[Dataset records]
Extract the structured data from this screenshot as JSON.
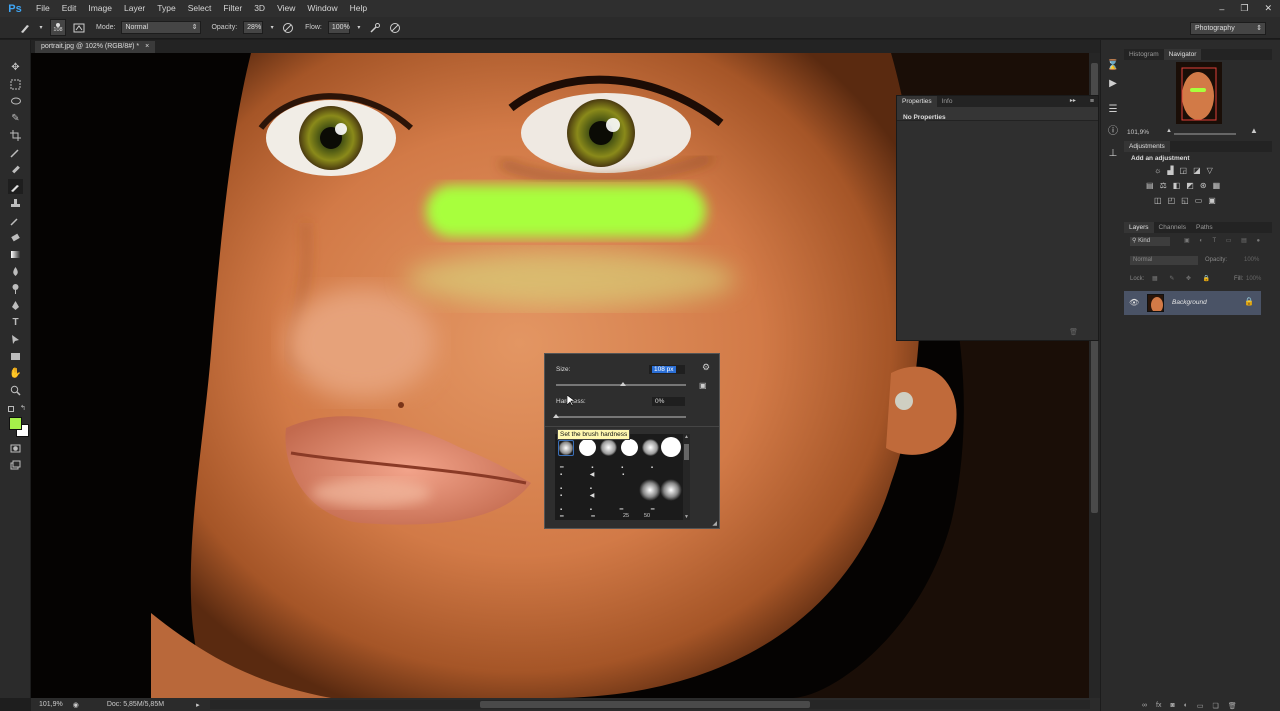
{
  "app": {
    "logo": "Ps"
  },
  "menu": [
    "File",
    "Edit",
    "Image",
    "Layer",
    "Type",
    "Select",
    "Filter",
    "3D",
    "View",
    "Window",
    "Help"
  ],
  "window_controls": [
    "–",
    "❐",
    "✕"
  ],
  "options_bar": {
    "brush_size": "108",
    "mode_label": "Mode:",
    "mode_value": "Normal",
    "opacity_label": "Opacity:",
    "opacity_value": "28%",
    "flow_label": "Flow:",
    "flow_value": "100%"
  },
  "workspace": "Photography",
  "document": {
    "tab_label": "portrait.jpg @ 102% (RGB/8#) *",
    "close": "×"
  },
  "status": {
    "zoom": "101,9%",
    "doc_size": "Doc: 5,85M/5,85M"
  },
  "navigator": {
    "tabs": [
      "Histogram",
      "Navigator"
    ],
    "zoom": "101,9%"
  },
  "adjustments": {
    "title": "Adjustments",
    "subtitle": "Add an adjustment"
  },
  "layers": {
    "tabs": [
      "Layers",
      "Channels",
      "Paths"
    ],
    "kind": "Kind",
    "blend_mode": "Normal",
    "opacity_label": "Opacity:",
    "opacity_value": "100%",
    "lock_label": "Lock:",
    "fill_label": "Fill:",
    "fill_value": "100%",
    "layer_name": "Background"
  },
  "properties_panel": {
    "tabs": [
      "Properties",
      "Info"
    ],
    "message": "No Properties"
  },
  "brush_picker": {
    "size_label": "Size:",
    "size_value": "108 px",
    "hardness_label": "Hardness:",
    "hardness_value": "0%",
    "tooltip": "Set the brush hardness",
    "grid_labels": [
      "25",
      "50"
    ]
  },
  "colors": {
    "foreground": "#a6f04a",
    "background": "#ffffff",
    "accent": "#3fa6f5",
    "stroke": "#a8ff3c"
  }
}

==

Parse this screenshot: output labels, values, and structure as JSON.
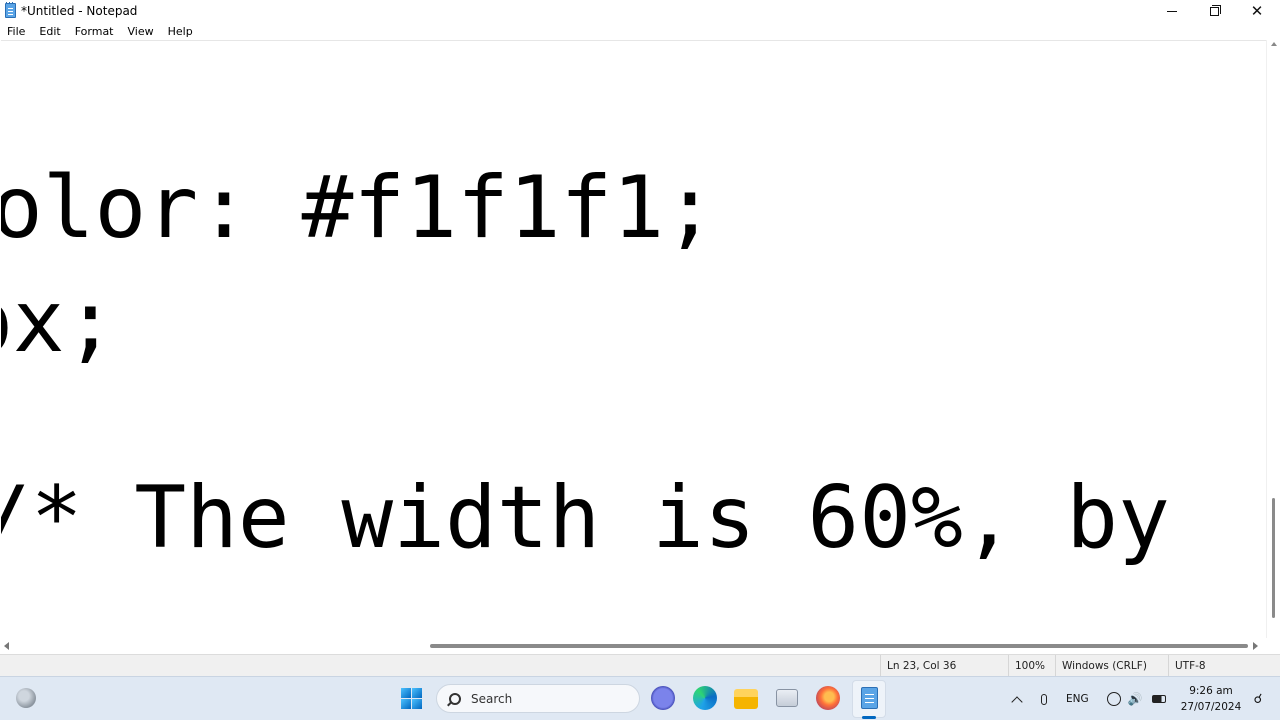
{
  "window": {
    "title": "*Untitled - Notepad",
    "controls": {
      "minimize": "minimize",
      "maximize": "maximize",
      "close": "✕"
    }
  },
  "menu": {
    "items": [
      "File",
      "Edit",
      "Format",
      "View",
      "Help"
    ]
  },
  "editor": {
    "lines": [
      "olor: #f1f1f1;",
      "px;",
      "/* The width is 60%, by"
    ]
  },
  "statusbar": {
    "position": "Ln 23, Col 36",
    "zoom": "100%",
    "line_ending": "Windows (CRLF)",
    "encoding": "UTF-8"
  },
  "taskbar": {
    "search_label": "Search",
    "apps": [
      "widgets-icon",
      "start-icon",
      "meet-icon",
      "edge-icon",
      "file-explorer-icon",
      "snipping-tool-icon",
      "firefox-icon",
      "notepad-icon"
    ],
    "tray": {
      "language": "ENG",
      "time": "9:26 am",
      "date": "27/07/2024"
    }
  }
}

▶ [GIVEN REQUEST] Lines that hold "JSON" are the ones to copy; find all of them.

▶ [EXERCISE RESPONSE]
Extract the structured data from this screenshot as JSON.
Parse this screenshot: output labels, values, and structure as JSON.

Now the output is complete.